Using the data beneath, show every line that includes the word "object".

(Excerpts from a figure dataset)

■ ■ ■ ■

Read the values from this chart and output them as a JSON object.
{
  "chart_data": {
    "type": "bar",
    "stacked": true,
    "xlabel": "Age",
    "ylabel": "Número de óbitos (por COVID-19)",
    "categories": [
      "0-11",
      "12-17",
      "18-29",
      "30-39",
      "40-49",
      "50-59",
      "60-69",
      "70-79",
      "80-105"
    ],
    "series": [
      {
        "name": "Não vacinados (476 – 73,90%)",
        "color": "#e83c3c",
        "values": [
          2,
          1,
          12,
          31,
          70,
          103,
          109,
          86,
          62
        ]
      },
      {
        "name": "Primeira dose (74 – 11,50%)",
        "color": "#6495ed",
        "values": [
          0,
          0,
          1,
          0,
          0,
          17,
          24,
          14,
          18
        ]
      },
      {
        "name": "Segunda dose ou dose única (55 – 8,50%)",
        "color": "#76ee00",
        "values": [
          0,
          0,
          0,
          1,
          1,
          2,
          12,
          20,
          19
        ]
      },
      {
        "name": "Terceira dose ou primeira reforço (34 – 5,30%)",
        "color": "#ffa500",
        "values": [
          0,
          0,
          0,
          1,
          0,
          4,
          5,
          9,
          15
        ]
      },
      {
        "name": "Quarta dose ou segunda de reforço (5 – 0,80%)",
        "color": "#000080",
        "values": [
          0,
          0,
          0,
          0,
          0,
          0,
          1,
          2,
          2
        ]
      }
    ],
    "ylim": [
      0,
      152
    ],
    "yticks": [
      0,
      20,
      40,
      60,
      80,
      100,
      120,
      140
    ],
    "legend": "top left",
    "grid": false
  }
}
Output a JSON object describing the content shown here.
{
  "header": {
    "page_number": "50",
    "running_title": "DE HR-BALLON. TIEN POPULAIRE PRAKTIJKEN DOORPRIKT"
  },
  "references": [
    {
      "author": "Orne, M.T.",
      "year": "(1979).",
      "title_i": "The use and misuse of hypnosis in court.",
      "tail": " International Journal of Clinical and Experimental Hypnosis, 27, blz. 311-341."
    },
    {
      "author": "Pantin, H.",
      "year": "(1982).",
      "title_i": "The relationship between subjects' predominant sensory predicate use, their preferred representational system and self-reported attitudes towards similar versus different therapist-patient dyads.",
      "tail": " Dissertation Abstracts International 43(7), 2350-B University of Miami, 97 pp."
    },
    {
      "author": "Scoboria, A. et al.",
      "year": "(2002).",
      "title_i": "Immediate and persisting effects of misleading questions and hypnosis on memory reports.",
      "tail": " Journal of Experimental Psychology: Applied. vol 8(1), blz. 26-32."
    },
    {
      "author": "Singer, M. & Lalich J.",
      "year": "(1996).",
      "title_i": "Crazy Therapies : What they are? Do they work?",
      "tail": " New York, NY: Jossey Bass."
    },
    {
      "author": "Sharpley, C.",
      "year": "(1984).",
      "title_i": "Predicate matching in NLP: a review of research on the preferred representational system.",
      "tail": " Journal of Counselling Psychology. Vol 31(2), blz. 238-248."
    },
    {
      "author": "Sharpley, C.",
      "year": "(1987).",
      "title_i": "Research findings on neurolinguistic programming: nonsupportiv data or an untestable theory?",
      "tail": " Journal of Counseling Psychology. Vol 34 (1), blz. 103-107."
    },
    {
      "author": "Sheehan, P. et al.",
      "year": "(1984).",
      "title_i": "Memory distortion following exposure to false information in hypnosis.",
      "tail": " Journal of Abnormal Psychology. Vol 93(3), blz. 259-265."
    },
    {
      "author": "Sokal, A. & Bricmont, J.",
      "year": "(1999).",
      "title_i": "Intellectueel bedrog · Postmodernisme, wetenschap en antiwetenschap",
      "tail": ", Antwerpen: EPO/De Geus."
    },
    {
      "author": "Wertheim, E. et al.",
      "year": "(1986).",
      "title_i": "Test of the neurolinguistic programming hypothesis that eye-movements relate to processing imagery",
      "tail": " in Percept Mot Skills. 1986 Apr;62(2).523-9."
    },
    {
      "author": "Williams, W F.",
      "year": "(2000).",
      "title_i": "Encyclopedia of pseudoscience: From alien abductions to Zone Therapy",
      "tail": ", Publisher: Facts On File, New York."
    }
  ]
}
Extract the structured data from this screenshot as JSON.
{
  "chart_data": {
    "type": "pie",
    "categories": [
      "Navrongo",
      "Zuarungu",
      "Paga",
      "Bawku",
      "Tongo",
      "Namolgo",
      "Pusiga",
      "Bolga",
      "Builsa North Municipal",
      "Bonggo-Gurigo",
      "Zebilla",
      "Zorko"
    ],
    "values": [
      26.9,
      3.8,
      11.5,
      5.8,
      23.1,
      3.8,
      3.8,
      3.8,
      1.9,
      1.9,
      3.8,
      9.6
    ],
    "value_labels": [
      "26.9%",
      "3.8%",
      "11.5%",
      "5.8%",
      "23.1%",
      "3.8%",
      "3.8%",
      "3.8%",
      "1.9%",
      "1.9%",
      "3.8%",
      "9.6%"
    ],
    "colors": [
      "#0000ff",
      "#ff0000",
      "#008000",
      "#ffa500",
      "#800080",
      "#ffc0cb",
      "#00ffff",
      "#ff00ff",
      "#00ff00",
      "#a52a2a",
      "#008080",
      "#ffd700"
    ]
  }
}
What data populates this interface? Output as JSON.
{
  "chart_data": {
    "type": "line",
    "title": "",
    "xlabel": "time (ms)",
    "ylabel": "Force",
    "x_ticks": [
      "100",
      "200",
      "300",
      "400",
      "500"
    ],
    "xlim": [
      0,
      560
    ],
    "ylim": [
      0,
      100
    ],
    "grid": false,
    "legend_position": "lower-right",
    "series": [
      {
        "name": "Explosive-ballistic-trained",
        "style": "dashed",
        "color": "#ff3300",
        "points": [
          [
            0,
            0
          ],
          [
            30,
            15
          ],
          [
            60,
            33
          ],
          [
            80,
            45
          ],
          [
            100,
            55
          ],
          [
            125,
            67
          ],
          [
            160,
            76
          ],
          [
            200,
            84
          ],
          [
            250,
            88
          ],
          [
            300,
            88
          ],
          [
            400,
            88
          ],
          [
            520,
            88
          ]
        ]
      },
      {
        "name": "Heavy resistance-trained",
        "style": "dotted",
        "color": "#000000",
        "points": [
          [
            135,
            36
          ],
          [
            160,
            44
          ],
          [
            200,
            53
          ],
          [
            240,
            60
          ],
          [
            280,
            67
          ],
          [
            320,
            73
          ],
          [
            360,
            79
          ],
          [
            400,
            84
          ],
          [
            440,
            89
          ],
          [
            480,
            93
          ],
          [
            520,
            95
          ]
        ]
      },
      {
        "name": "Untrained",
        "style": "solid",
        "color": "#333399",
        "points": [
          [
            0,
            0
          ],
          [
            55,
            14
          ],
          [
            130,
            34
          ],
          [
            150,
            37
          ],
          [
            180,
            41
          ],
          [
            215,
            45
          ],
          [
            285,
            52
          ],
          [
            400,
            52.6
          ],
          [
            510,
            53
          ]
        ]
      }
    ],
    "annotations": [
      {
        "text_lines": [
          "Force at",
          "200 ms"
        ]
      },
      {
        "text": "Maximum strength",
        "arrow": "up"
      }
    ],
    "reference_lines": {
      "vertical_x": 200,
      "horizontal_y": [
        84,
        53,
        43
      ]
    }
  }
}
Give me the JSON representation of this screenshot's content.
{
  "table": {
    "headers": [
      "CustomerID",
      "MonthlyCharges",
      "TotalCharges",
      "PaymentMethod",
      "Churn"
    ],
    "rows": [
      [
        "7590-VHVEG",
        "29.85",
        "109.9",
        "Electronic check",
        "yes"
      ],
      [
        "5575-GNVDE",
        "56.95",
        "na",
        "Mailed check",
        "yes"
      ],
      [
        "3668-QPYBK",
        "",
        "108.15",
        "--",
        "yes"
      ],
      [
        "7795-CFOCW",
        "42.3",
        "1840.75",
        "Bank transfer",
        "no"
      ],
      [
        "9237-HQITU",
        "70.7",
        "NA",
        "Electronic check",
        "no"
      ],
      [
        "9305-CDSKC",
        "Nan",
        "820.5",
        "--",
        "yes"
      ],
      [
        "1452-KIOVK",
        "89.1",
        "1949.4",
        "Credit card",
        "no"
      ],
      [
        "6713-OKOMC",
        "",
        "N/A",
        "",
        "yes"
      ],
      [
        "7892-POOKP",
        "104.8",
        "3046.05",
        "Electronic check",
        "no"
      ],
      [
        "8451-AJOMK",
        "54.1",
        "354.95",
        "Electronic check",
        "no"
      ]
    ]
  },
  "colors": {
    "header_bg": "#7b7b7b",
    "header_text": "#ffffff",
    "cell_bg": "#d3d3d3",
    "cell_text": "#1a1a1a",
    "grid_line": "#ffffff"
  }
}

■ ■ ■ ■

* Exercise result
Read the values from this chart and output them as a JSON object.
Output a JSON object describing the content shown here.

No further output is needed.